## Start MATERIAL FOR THE TASK

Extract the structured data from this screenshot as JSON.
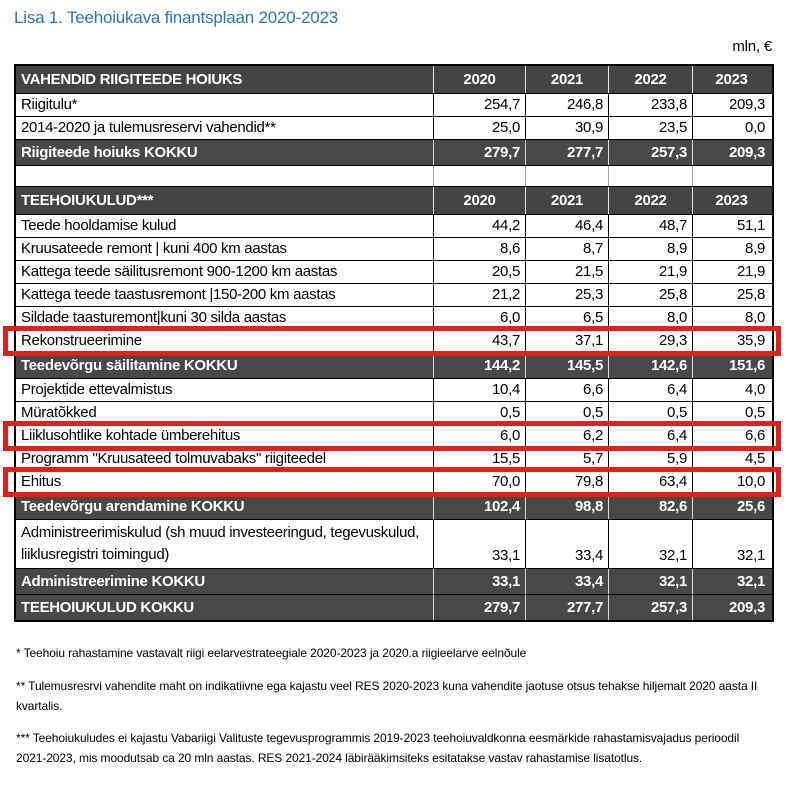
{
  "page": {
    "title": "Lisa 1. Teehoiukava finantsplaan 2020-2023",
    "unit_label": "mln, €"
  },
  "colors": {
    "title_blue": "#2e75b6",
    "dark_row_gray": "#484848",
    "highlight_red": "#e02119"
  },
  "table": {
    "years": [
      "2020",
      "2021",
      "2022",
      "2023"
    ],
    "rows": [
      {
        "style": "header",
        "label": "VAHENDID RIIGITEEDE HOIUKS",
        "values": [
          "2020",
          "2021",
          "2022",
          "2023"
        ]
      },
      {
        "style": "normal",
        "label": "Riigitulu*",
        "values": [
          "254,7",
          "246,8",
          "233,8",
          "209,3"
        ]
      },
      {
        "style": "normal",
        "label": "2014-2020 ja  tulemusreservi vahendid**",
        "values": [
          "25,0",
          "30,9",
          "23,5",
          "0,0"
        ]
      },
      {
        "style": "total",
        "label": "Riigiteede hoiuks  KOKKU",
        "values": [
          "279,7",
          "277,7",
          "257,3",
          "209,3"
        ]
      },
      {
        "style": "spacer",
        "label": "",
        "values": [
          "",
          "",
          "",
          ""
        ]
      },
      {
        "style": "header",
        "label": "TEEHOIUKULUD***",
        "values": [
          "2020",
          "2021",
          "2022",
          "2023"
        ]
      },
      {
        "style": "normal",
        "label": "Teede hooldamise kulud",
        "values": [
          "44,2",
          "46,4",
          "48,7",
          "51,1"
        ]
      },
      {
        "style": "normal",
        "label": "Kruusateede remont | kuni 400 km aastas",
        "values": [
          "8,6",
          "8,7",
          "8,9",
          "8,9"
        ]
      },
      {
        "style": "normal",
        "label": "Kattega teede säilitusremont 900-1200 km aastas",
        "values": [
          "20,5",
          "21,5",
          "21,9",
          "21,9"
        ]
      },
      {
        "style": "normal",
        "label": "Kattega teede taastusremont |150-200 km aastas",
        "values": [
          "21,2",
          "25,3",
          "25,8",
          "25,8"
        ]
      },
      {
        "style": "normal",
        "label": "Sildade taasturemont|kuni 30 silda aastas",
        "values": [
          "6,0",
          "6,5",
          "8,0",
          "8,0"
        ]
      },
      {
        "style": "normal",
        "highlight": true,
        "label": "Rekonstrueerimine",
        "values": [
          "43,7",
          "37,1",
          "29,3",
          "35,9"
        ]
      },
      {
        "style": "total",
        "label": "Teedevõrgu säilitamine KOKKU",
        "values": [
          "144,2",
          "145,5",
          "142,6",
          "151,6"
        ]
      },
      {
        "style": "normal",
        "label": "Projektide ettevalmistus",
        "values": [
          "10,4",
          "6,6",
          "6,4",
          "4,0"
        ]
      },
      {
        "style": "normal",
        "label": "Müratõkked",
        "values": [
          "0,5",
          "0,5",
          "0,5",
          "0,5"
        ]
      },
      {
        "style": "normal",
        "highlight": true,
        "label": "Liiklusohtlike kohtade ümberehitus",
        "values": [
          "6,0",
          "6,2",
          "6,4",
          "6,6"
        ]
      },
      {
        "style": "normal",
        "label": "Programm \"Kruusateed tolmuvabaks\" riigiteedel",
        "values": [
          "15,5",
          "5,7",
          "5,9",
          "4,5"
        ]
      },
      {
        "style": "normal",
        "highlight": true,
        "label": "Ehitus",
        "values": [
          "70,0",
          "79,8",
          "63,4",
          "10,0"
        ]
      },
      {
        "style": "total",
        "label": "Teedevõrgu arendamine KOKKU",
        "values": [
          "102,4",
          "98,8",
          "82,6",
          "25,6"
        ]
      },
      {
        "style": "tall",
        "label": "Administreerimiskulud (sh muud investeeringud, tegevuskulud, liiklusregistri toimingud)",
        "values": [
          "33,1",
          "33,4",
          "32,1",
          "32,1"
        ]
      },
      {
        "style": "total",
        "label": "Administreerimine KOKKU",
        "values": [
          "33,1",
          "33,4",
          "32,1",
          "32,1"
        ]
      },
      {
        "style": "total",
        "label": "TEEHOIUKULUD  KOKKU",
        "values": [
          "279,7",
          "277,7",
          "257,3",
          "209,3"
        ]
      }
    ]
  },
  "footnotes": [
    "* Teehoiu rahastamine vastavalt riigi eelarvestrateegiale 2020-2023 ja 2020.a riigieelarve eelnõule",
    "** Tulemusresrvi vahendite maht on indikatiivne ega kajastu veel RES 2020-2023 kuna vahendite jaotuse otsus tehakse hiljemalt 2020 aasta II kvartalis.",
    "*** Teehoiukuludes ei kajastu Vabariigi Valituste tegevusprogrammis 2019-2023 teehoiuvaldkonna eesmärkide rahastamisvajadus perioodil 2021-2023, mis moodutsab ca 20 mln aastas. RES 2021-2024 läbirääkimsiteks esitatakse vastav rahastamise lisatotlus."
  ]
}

## End MATERIAL FOR THE TASK

EXERCISE
Leave the images out and output the remaining material exactly as it stands.

ANSWER TO THIS PROBLEM
Extract the structured data from this screenshot as JSON.
{
  "page": {
    "title": "Lisa 1. Teehoiukava finantsplaan 2020-2023",
    "unit_label": "mln, €"
  },
  "colors": {
    "title_blue": "#2e75b6",
    "dark_row_gray": "#484848",
    "highlight_red": "#e02119"
  },
  "table": {
    "years": [
      "2020",
      "2021",
      "2022",
      "2023"
    ],
    "rows": [
      {
        "style": "header",
        "label": "VAHENDID RIIGITEEDE HOIUKS",
        "values": [
          "2020",
          "2021",
          "2022",
          "2023"
        ]
      },
      {
        "style": "normal",
        "label": "Riigitulu*",
        "values": [
          "254,7",
          "246,8",
          "233,8",
          "209,3"
        ]
      },
      {
        "style": "normal",
        "label": "2014-2020 ja  tulemusreservi vahendid**",
        "values": [
          "25,0",
          "30,9",
          "23,5",
          "0,0"
        ]
      },
      {
        "style": "total",
        "label": "Riigiteede hoiuks  KOKKU",
        "values": [
          "279,7",
          "277,7",
          "257,3",
          "209,3"
        ]
      },
      {
        "style": "spacer",
        "label": "",
        "values": [
          "",
          "",
          "",
          ""
        ]
      },
      {
        "style": "header",
        "label": "TEEHOIUKULUD***",
        "values": [
          "2020",
          "2021",
          "2022",
          "2023"
        ]
      },
      {
        "style": "normal",
        "label": "Teede hooldamise kulud",
        "values": [
          "44,2",
          "46,4",
          "48,7",
          "51,1"
        ]
      },
      {
        "style": "normal",
        "label": "Kruusateede remont | kuni 400 km aastas",
        "values": [
          "8,6",
          "8,7",
          "8,9",
          "8,9"
        ]
      },
      {
        "style": "normal",
        "label": "Kattega teede säilitusremont 900-1200 km aastas",
        "values": [
          "20,5",
          "21,5",
          "21,9",
          "21,9"
        ]
      },
      {
        "style": "normal",
        "label": "Kattega teede taastusremont |150-200 km aastas",
        "values": [
          "21,2",
          "25,3",
          "25,8",
          "25,8"
        ]
      },
      {
        "style": "normal",
        "label": "Sildade taasturemont|kuni 30 silda aastas",
        "values": [
          "6,0",
          "6,5",
          "8,0",
          "8,0"
        ]
      },
      {
        "style": "normal",
        "highlight": true,
        "label": "Rekonstrueerimine",
        "values": [
          "43,7",
          "37,1",
          "29,3",
          "35,9"
        ]
      },
      {
        "style": "total",
        "label": "Teedevõrgu säilitamine KOKKU",
        "values": [
          "144,2",
          "145,5",
          "142,6",
          "151,6"
        ]
      },
      {
        "style": "normal",
        "label": "Projektide ettevalmistus",
        "values": [
          "10,4",
          "6,6",
          "6,4",
          "4,0"
        ]
      },
      {
        "style": "normal",
        "label": "Müratõkked",
        "values": [
          "0,5",
          "0,5",
          "0,5",
          "0,5"
        ]
      },
      {
        "style": "normal",
        "highlight": true,
        "label": "Liiklusohtlike kohtade ümberehitus",
        "values": [
          "6,0",
          "6,2",
          "6,4",
          "6,6"
        ]
      },
      {
        "style": "normal",
        "label": "Programm \"Kruusateed tolmuvabaks\" riigiteedel",
        "values": [
          "15,5",
          "5,7",
          "5,9",
          "4,5"
        ]
      },
      {
        "style": "normal",
        "highlight": true,
        "label": "Ehitus",
        "values": [
          "70,0",
          "79,8",
          "63,4",
          "10,0"
        ]
      },
      {
        "style": "total",
        "label": "Teedevõrgu arendamine KOKKU",
        "values": [
          "102,4",
          "98,8",
          "82,6",
          "25,6"
        ]
      },
      {
        "style": "tall",
        "label": "Administreerimiskulud (sh muud investeeringud, tegevuskulud, liiklusregistri toimingud)",
        "values": [
          "33,1",
          "33,4",
          "32,1",
          "32,1"
        ]
      },
      {
        "style": "total",
        "label": "Administreerimine KOKKU",
        "values": [
          "33,1",
          "33,4",
          "32,1",
          "32,1"
        ]
      },
      {
        "style": "total",
        "label": "TEEHOIUKULUD  KOKKU",
        "values": [
          "279,7",
          "277,7",
          "257,3",
          "209,3"
        ]
      }
    ]
  },
  "footnotes": [
    "* Teehoiu rahastamine vastavalt riigi eelarvestrateegiale 2020-2023 ja 2020.a riigieelarve eelnõule",
    "** Tulemusresrvi vahendite maht on indikatiivne ega kajastu veel RES 2020-2023 kuna vahendite jaotuse otsus tehakse hiljemalt 2020 aasta II kvartalis.",
    "*** Teehoiukuludes ei kajastu Vabariigi Valituste tegevusprogrammis 2019-2023 teehoiuvaldkonna eesmärkide rahastamisvajadus perioodil 2021-2023, mis moodutsab ca 20 mln aastas. RES 2021-2024 läbirääkimsiteks esitatakse vastav rahastamise lisatotlus."
  ]
}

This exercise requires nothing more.